Stored items from a collection
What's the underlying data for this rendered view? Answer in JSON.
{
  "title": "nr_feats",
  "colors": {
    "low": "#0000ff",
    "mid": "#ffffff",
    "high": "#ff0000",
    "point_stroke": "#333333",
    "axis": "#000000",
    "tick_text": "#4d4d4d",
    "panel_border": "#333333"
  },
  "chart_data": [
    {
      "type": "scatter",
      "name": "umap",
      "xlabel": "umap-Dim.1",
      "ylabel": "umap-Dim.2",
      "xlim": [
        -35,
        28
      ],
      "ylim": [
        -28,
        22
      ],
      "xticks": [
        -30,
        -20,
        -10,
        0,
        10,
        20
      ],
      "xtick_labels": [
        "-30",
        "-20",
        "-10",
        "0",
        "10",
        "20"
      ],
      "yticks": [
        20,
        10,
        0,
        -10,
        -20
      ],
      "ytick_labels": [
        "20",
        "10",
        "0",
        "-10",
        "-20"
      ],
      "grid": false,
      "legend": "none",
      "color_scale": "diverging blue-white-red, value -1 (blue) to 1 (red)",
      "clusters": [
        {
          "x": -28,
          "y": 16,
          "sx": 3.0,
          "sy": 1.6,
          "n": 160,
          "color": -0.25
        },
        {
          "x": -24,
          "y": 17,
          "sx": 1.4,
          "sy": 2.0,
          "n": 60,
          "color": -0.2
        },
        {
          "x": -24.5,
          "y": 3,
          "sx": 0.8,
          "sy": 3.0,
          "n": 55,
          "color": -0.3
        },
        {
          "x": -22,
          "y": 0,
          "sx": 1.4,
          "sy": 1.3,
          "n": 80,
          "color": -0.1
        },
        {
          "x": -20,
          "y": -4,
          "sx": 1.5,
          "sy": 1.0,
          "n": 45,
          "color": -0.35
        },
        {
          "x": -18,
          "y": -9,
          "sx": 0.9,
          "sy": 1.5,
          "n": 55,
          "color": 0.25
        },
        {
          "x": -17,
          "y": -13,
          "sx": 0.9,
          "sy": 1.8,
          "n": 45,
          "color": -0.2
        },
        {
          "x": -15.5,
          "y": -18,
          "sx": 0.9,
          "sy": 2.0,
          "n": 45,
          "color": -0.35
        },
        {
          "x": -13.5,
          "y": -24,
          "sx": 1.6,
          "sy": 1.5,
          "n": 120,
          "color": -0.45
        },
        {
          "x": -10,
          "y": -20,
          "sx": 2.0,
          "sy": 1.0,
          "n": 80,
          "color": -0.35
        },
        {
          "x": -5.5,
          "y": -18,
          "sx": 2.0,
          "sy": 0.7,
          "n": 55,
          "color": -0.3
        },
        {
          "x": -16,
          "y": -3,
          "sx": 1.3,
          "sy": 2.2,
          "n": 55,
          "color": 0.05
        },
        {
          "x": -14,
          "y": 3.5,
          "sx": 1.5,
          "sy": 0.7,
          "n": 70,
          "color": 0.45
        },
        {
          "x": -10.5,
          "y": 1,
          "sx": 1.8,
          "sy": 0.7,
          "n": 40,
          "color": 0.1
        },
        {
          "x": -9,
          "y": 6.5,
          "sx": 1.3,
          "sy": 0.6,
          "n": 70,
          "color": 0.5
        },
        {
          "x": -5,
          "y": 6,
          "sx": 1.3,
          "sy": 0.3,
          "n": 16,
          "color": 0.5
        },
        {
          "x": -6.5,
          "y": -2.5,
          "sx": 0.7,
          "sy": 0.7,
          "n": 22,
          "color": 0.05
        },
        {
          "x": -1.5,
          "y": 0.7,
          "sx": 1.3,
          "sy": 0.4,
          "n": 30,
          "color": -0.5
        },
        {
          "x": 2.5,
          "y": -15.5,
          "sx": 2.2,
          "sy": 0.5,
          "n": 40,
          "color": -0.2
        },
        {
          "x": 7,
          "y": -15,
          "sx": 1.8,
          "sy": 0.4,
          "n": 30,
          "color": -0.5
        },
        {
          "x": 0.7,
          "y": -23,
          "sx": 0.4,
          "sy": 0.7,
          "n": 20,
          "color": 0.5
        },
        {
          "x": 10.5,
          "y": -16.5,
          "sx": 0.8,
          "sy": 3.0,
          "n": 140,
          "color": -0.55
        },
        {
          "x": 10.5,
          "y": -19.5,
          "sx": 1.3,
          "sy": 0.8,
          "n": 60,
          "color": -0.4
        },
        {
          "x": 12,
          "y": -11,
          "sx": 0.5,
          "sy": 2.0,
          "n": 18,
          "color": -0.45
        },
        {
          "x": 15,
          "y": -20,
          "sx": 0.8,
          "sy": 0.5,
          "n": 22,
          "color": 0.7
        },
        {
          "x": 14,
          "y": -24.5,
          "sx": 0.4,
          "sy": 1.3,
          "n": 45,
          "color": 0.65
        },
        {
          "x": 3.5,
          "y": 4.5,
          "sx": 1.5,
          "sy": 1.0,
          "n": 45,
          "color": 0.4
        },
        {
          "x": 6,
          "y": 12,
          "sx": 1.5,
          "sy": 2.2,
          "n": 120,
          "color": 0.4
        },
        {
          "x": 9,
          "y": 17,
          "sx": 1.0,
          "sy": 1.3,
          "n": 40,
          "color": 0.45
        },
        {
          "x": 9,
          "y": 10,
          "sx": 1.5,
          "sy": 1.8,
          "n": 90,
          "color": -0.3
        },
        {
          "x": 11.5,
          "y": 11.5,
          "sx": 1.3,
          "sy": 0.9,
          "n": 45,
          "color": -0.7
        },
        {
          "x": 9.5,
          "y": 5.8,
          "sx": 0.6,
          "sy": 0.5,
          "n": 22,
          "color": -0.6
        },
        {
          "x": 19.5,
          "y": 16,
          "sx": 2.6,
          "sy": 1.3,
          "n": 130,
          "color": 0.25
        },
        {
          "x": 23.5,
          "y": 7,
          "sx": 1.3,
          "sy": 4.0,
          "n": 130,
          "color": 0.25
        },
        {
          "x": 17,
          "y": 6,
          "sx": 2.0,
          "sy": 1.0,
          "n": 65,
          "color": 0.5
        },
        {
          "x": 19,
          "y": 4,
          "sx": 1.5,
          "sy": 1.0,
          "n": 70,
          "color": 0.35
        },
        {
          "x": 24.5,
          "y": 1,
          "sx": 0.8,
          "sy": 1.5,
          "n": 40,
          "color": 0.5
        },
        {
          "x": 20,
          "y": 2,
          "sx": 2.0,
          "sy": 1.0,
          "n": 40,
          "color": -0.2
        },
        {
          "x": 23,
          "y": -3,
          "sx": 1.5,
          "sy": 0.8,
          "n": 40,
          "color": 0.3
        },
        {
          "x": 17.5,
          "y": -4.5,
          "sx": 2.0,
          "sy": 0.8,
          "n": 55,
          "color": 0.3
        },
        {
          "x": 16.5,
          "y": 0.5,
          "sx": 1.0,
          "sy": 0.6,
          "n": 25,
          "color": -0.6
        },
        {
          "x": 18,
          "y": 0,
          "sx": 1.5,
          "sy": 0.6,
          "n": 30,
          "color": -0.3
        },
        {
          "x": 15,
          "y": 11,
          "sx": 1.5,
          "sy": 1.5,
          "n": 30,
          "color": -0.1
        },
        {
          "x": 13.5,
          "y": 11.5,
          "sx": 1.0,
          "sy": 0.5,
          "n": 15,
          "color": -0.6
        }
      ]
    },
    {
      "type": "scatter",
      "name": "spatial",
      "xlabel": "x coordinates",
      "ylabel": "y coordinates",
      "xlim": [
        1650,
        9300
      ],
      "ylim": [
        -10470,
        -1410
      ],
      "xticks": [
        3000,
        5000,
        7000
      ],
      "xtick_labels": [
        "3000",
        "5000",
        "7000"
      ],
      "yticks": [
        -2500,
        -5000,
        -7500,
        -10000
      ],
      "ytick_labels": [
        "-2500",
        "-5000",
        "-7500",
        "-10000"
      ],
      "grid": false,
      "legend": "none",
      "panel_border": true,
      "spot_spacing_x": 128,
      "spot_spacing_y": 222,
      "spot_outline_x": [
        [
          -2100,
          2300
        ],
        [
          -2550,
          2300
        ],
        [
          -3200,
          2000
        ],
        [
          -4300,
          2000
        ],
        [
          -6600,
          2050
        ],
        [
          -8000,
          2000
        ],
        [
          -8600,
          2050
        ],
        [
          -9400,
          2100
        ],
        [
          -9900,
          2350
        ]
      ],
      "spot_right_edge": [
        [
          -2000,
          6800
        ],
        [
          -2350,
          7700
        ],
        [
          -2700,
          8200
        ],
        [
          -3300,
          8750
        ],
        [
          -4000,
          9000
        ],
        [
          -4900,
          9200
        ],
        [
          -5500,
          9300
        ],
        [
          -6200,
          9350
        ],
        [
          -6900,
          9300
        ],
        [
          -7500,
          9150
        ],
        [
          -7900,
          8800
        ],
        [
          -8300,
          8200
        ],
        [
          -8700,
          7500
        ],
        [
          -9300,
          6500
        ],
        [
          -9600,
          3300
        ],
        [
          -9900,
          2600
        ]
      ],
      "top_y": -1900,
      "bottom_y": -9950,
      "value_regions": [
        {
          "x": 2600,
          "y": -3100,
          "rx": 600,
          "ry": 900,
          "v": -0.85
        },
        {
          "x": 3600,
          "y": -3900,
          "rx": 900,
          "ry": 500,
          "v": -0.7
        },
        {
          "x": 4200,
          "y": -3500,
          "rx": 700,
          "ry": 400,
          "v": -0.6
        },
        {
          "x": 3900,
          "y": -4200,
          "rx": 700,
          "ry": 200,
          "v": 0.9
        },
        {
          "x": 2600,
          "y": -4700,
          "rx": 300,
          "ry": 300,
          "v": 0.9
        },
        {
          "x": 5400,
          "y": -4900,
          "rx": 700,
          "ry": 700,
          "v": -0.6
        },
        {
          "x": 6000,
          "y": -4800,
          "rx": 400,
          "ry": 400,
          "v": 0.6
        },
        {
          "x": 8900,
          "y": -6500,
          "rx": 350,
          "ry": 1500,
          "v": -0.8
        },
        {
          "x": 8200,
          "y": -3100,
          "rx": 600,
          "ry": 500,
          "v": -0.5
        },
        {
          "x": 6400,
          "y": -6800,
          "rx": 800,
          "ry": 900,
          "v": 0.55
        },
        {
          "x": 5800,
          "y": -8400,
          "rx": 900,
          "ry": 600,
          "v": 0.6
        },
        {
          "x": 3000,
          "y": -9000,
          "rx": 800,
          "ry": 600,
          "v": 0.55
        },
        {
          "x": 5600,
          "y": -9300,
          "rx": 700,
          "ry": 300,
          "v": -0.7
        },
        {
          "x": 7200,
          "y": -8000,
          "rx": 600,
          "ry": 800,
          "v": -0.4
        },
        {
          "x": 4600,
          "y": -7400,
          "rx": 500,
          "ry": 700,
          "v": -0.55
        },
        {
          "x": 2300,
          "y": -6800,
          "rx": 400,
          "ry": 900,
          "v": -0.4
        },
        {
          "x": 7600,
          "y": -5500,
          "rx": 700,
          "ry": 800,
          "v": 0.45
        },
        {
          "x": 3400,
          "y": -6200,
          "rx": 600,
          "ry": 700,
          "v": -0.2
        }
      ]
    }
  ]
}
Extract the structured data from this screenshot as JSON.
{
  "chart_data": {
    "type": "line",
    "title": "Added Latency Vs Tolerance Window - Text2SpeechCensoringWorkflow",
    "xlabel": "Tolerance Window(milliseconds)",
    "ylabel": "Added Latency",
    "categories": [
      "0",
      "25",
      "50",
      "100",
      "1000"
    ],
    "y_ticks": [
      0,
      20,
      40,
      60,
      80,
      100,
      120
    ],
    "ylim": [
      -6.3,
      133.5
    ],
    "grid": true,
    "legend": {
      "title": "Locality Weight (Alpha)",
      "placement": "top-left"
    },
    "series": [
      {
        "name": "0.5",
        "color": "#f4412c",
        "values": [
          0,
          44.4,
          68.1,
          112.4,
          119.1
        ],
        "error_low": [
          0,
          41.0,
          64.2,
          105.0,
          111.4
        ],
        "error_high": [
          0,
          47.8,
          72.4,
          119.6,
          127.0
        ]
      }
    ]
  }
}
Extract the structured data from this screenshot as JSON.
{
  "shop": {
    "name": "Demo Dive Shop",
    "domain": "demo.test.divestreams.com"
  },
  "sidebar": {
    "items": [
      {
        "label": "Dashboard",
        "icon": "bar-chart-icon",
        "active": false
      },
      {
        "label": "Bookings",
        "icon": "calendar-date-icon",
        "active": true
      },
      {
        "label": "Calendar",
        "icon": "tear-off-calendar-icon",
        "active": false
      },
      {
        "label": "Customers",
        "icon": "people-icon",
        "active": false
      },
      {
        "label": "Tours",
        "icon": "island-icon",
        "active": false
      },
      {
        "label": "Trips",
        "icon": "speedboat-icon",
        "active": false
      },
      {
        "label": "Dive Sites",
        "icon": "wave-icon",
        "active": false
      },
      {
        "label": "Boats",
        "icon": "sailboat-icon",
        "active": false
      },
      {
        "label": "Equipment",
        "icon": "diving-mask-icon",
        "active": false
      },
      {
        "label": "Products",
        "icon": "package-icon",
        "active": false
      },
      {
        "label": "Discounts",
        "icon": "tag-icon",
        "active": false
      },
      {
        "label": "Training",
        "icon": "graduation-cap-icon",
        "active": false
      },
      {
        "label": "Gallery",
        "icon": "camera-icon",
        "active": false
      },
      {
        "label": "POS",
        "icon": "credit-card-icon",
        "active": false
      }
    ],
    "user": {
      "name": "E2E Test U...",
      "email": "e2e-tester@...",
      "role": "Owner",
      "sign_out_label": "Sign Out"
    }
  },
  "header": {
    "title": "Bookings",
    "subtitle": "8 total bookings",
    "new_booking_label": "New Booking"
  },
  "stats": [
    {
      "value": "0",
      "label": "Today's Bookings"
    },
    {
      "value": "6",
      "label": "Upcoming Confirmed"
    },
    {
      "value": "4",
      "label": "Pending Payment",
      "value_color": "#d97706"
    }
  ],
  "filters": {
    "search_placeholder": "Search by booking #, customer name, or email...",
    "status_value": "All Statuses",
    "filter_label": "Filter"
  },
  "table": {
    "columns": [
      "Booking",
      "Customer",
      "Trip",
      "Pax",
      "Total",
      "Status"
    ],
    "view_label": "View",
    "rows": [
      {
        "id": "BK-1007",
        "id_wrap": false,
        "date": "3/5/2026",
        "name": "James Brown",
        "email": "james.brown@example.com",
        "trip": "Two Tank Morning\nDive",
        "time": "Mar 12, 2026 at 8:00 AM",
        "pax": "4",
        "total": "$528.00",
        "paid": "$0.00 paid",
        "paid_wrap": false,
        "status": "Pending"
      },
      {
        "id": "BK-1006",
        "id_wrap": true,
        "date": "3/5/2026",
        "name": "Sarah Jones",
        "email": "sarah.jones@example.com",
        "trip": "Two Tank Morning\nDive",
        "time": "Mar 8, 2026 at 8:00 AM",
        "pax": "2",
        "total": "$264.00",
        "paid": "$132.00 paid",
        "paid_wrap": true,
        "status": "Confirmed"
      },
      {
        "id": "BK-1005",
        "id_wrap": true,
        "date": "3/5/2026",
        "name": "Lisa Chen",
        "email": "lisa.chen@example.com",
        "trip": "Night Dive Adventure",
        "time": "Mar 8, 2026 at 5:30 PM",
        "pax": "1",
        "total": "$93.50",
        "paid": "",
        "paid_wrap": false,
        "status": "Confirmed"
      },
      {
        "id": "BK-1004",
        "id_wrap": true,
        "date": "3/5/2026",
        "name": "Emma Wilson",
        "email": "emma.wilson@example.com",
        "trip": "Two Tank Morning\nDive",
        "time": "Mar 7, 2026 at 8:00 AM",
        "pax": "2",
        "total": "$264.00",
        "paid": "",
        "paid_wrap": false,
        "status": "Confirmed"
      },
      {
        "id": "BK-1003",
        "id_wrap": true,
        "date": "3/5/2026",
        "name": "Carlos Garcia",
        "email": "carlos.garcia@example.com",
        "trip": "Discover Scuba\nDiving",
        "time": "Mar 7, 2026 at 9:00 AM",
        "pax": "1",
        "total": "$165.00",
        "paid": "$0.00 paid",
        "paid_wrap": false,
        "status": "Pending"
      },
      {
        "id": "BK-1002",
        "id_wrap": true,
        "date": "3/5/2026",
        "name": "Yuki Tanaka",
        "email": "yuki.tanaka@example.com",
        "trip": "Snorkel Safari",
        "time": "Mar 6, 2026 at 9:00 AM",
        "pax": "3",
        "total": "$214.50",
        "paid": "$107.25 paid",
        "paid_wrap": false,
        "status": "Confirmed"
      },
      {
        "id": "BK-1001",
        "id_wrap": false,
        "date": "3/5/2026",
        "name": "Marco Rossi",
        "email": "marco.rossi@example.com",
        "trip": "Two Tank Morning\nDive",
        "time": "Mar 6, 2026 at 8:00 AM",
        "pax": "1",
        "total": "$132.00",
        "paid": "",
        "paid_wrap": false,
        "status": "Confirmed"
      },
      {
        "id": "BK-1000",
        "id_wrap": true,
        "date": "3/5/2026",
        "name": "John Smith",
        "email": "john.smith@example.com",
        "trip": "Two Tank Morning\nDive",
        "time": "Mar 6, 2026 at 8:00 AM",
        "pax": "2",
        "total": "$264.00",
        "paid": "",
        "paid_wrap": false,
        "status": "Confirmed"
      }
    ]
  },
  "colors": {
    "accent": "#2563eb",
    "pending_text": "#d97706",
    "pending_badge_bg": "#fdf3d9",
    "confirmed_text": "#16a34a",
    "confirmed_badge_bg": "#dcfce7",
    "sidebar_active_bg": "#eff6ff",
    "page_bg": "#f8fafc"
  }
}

Problem description:
Collect, from the material above, every line containing the word "Latency".

Result for this task:
    "title": "Added Latency Vs Tolerance Window - Text2SpeechCensoringWorkflow",
    "ylabel": "Added Latency",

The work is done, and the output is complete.